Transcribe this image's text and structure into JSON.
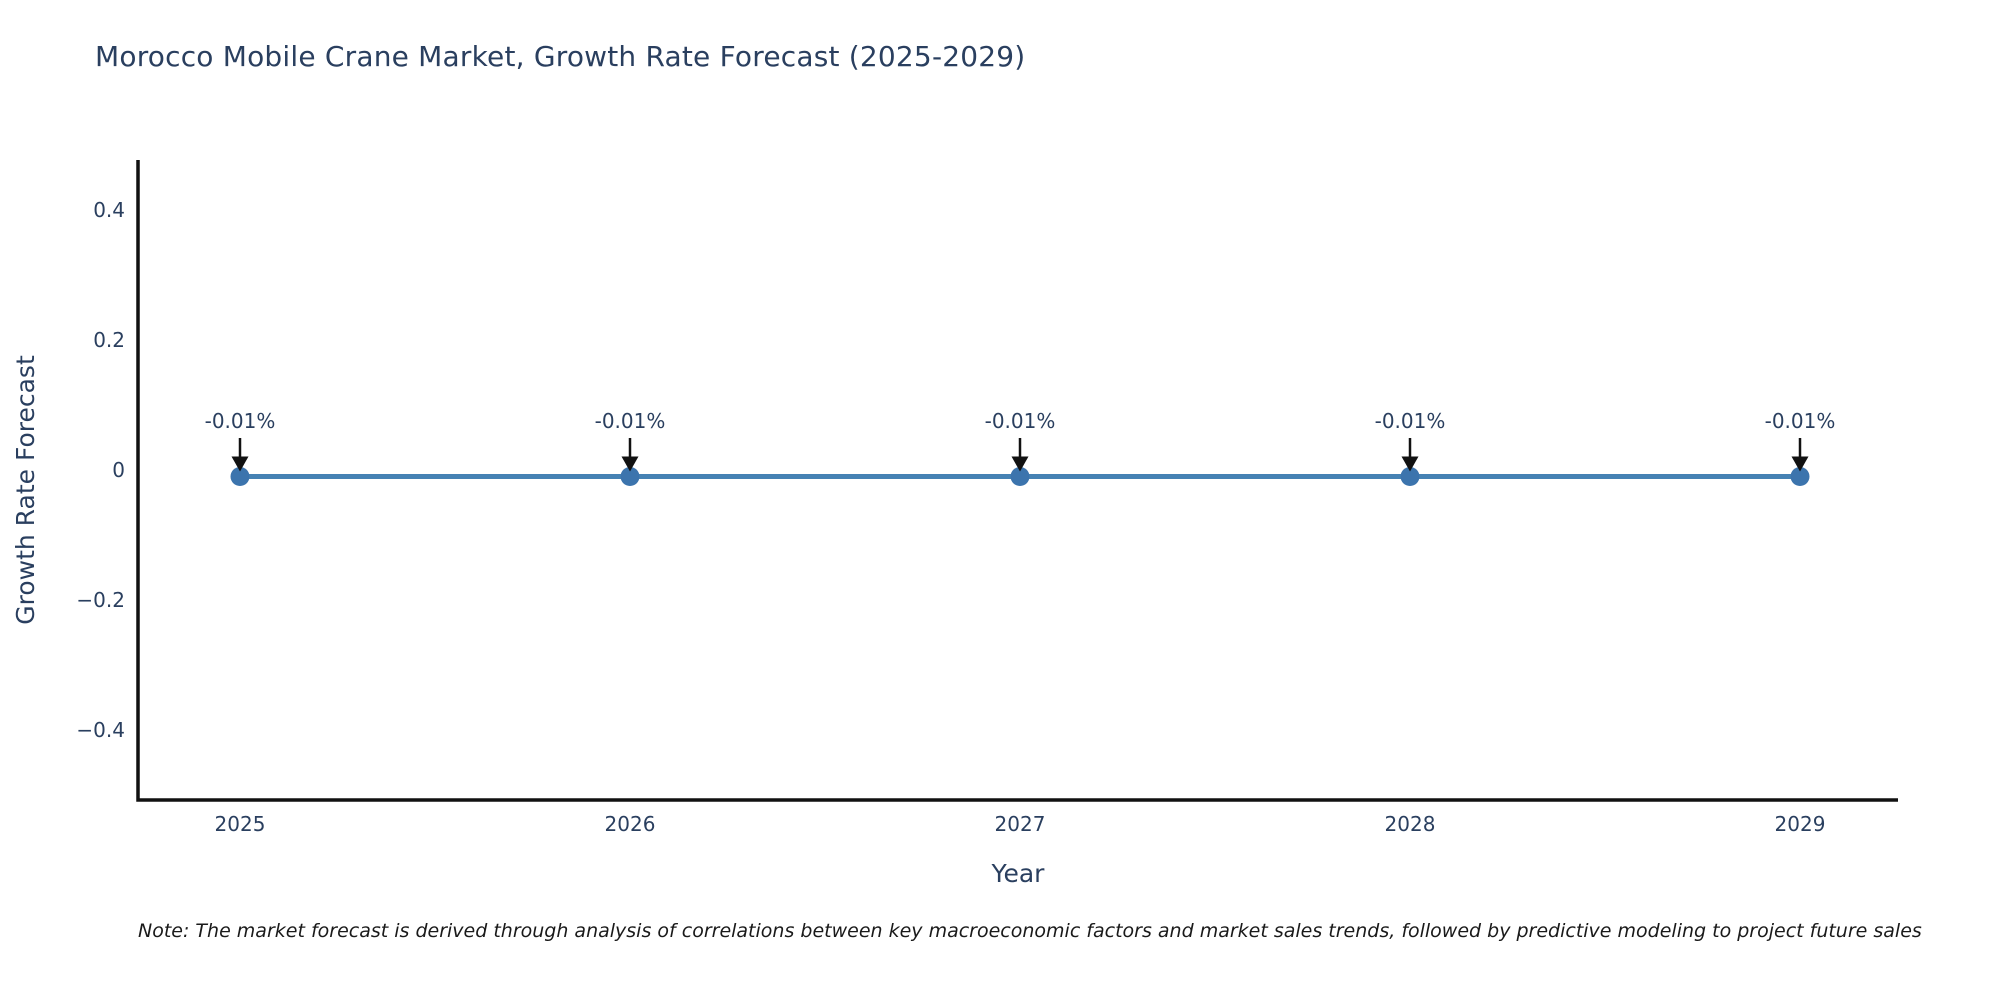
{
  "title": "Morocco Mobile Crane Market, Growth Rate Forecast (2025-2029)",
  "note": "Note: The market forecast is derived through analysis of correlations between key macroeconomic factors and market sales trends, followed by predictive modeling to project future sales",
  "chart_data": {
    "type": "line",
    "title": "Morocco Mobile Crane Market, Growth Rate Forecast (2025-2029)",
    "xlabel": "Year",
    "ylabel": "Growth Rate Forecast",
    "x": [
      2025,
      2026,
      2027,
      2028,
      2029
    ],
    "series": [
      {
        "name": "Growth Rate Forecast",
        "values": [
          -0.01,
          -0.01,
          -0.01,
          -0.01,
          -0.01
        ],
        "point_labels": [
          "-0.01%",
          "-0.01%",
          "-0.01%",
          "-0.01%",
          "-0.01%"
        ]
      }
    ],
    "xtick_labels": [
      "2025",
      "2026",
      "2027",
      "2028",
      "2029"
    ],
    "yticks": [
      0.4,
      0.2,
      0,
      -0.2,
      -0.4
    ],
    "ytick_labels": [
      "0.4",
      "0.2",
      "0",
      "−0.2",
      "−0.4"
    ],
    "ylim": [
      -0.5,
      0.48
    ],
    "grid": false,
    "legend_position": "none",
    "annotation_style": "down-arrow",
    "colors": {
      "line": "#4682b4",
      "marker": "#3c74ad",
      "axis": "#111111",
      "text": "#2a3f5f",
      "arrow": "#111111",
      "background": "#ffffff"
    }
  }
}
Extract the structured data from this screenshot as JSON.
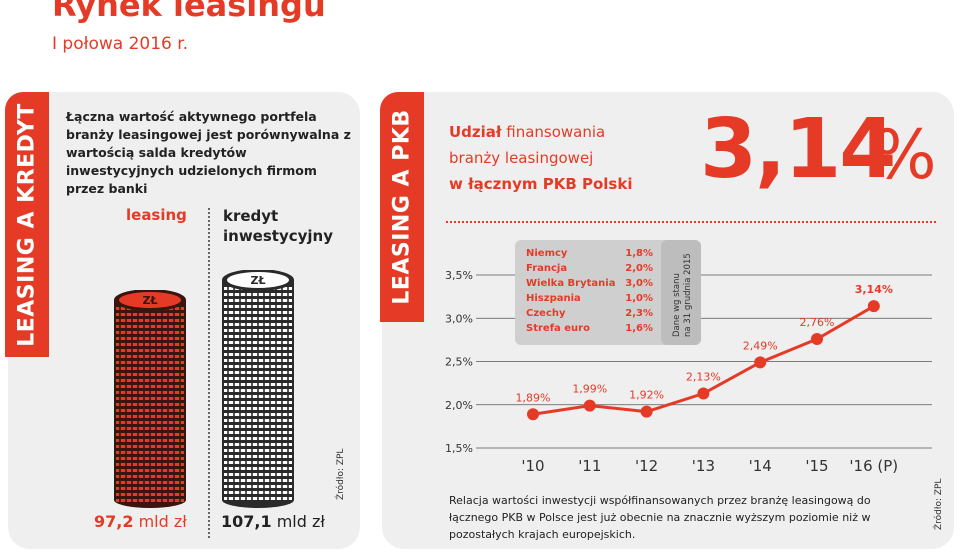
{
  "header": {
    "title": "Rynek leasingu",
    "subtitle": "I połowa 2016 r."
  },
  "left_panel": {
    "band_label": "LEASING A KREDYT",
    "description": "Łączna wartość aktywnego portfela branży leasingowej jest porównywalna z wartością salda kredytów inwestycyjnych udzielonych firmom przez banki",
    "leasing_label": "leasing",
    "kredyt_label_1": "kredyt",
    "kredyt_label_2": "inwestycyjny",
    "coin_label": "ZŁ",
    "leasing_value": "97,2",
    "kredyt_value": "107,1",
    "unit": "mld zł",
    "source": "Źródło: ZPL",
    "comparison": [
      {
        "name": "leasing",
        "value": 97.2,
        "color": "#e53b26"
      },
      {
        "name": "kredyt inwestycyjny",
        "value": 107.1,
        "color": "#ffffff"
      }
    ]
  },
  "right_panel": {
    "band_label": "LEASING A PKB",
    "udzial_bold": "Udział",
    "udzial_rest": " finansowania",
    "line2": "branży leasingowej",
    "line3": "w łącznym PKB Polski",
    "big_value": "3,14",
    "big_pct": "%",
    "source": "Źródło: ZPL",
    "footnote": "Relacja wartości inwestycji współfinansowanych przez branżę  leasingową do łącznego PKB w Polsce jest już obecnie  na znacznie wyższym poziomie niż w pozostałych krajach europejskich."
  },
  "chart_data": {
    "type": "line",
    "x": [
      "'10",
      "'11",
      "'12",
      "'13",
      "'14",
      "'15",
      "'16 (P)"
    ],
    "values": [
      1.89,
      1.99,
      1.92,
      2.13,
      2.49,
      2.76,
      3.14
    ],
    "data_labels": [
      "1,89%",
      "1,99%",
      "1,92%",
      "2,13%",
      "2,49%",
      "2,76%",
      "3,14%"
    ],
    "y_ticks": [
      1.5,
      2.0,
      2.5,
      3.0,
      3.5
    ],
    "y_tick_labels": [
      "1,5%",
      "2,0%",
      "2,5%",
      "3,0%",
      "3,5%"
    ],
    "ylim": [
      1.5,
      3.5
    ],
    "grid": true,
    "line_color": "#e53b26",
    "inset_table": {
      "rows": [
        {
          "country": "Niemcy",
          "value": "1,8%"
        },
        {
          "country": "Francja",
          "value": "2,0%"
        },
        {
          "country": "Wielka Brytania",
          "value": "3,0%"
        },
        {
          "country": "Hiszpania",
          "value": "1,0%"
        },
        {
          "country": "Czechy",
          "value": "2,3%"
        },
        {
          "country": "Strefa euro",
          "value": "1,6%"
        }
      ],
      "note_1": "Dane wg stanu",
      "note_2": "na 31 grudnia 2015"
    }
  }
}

# WHAT TO DO:
Search the data above for the string "country" and return every line that has it.

# OUTPUT FOR THIS EXERCISE:
          "country": "Niemcy",
          "country": "Francja",
          "country": "Wielka Brytania",
          "country": "Hiszpania",
          "country": "Czechy",
          "country": "Strefa euro",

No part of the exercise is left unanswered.